__WRITTEN EXERCISE__. All records should be reproduced verbatim.

═════ RECORDS SUPPLIED

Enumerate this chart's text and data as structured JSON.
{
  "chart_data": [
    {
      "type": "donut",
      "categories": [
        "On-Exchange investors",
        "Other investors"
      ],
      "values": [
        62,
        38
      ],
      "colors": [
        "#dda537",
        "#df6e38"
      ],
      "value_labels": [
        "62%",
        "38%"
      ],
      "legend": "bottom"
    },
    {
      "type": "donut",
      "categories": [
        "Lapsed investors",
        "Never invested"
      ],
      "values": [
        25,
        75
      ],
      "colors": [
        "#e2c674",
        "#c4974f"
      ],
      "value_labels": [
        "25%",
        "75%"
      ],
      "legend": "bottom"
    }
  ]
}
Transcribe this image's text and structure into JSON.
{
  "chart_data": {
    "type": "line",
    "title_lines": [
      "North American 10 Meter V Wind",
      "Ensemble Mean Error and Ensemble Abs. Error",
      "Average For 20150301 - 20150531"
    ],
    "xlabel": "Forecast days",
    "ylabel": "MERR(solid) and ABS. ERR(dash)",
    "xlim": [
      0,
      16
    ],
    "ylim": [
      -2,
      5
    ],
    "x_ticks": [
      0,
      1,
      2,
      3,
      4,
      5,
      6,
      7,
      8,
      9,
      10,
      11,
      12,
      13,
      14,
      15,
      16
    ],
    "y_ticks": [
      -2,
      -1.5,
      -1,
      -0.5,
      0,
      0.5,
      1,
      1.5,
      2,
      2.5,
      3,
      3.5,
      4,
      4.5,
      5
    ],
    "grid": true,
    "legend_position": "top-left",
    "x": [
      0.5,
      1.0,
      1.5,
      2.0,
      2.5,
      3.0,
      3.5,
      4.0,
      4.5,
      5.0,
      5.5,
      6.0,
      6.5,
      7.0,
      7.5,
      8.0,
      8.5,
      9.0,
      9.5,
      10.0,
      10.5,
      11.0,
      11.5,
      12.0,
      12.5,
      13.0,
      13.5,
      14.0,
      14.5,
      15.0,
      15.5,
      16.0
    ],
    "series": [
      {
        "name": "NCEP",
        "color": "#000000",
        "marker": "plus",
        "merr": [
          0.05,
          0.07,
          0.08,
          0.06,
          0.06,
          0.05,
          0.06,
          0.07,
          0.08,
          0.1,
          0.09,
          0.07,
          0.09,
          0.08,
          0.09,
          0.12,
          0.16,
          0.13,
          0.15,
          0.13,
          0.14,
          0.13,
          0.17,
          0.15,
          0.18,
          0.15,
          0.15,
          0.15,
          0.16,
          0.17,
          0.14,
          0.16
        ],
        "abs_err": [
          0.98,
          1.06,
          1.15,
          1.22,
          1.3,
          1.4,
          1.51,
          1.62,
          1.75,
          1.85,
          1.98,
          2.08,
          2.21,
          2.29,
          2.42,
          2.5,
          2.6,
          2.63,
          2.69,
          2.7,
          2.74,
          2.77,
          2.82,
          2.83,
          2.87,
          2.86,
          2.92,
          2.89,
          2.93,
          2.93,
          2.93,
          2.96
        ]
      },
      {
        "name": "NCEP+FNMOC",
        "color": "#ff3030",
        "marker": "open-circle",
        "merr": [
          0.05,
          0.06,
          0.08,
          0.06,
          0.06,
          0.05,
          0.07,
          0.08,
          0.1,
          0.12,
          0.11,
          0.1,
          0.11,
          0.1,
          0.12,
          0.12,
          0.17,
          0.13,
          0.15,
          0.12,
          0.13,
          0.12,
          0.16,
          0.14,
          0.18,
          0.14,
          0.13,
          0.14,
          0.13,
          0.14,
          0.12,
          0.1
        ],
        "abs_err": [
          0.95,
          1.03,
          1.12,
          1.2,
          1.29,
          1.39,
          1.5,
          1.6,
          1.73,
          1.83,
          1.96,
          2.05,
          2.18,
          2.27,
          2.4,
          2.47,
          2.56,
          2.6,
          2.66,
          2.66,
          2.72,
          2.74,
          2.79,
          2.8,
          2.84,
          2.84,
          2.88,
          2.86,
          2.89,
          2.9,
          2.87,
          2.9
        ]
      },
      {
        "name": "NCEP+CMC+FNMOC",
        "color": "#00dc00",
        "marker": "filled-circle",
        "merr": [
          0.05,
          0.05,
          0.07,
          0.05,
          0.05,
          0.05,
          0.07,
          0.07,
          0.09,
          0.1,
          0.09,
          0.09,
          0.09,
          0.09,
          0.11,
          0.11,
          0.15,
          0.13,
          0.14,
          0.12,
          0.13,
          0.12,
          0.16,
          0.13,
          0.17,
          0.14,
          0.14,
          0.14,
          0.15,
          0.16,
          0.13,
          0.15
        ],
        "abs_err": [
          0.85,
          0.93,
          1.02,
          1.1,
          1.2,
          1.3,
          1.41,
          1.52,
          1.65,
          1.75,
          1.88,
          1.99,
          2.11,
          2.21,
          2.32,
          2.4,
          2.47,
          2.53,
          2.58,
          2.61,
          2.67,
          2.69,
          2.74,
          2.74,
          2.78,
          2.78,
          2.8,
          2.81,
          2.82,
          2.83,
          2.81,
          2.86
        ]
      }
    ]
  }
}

══════════

__TASK SOLUTION__.
Enumerate this chart's text and data as structured JSON.
{
  "chart_data": [
    {
      "type": "donut",
      "categories": [
        "On-Exchange investors",
        "Other investors"
      ],
      "values": [
        62,
        38
      ],
      "colors": [
        "#dda537",
        "#df6e38"
      ],
      "value_labels": [
        "62%",
        "38%"
      ],
      "legend": "bottom"
    },
    {
      "type": "donut",
      "categories": [
        "Lapsed investors",
        "Never invested"
      ],
      "values": [
        25,
        75
      ],
      "colors": [
        "#e2c674",
        "#c4974f"
      ],
      "value_labels": [
        "25%",
        "75%"
      ],
      "legend": "bottom"
    }
  ]
}
Transcribe this image's text and structure into JSON.
{
  "chart_data": {
    "type": "line",
    "title_lines": [
      "North American 10 Meter V Wind",
      "Ensemble Mean Error and Ensemble Abs. Error",
      "Average For 20150301 - 20150531"
    ],
    "xlabel": "Forecast days",
    "ylabel": "MERR(solid) and ABS. ERR(dash)",
    "xlim": [
      0,
      16
    ],
    "ylim": [
      -2,
      5
    ],
    "x_ticks": [
      0,
      1,
      2,
      3,
      4,
      5,
      6,
      7,
      8,
      9,
      10,
      11,
      12,
      13,
      14,
      15,
      16
    ],
    "y_ticks": [
      -2,
      -1.5,
      -1,
      -0.5,
      0,
      0.5,
      1,
      1.5,
      2,
      2.5,
      3,
      3.5,
      4,
      4.5,
      5
    ],
    "grid": true,
    "legend_position": "top-left",
    "x": [
      0.5,
      1.0,
      1.5,
      2.0,
      2.5,
      3.0,
      3.5,
      4.0,
      4.5,
      5.0,
      5.5,
      6.0,
      6.5,
      7.0,
      7.5,
      8.0,
      8.5,
      9.0,
      9.5,
      10.0,
      10.5,
      11.0,
      11.5,
      12.0,
      12.5,
      13.0,
      13.5,
      14.0,
      14.5,
      15.0,
      15.5,
      16.0
    ],
    "series": [
      {
        "name": "NCEP",
        "color": "#000000",
        "marker": "plus",
        "merr": [
          0.05,
          0.07,
          0.08,
          0.06,
          0.06,
          0.05,
          0.06,
          0.07,
          0.08,
          0.1,
          0.09,
          0.07,
          0.09,
          0.08,
          0.09,
          0.12,
          0.16,
          0.13,
          0.15,
          0.13,
          0.14,
          0.13,
          0.17,
          0.15,
          0.18,
          0.15,
          0.15,
          0.15,
          0.16,
          0.17,
          0.14,
          0.16
        ],
        "abs_err": [
          0.98,
          1.06,
          1.15,
          1.22,
          1.3,
          1.4,
          1.51,
          1.62,
          1.75,
          1.85,
          1.98,
          2.08,
          2.21,
          2.29,
          2.42,
          2.5,
          2.6,
          2.63,
          2.69,
          2.7,
          2.74,
          2.77,
          2.82,
          2.83,
          2.87,
          2.86,
          2.92,
          2.89,
          2.93,
          2.93,
          2.93,
          2.96
        ]
      },
      {
        "name": "NCEP+FNMOC",
        "color": "#ff3030",
        "marker": "open-circle",
        "merr": [
          0.05,
          0.06,
          0.08,
          0.06,
          0.06,
          0.05,
          0.07,
          0.08,
          0.1,
          0.12,
          0.11,
          0.1,
          0.11,
          0.1,
          0.12,
          0.12,
          0.17,
          0.13,
          0.15,
          0.12,
          0.13,
          0.12,
          0.16,
          0.14,
          0.18,
          0.14,
          0.13,
          0.14,
          0.13,
          0.14,
          0.12,
          0.1
        ],
        "abs_err": [
          0.95,
          1.03,
          1.12,
          1.2,
          1.29,
          1.39,
          1.5,
          1.6,
          1.73,
          1.83,
          1.96,
          2.05,
          2.18,
          2.27,
          2.4,
          2.47,
          2.56,
          2.6,
          2.66,
          2.66,
          2.72,
          2.74,
          2.79,
          2.8,
          2.84,
          2.84,
          2.88,
          2.86,
          2.89,
          2.9,
          2.87,
          2.9
        ]
      },
      {
        "name": "NCEP+CMC+FNMOC",
        "color": "#00dc00",
        "marker": "filled-circle",
        "merr": [
          0.05,
          0.05,
          0.07,
          0.05,
          0.05,
          0.05,
          0.07,
          0.07,
          0.09,
          0.1,
          0.09,
          0.09,
          0.09,
          0.09,
          0.11,
          0.11,
          0.15,
          0.13,
          0.14,
          0.12,
          0.13,
          0.12,
          0.16,
          0.13,
          0.17,
          0.14,
          0.14,
          0.14,
          0.15,
          0.16,
          0.13,
          0.15
        ],
        "abs_err": [
          0.85,
          0.93,
          1.02,
          1.1,
          1.2,
          1.3,
          1.41,
          1.52,
          1.65,
          1.75,
          1.88,
          1.99,
          2.11,
          2.21,
          2.32,
          2.4,
          2.47,
          2.53,
          2.58,
          2.61,
          2.67,
          2.69,
          2.74,
          2.74,
          2.78,
          2.78,
          2.8,
          2.81,
          2.82,
          2.83,
          2.81,
          2.86
        ]
      }
    ]
  }
}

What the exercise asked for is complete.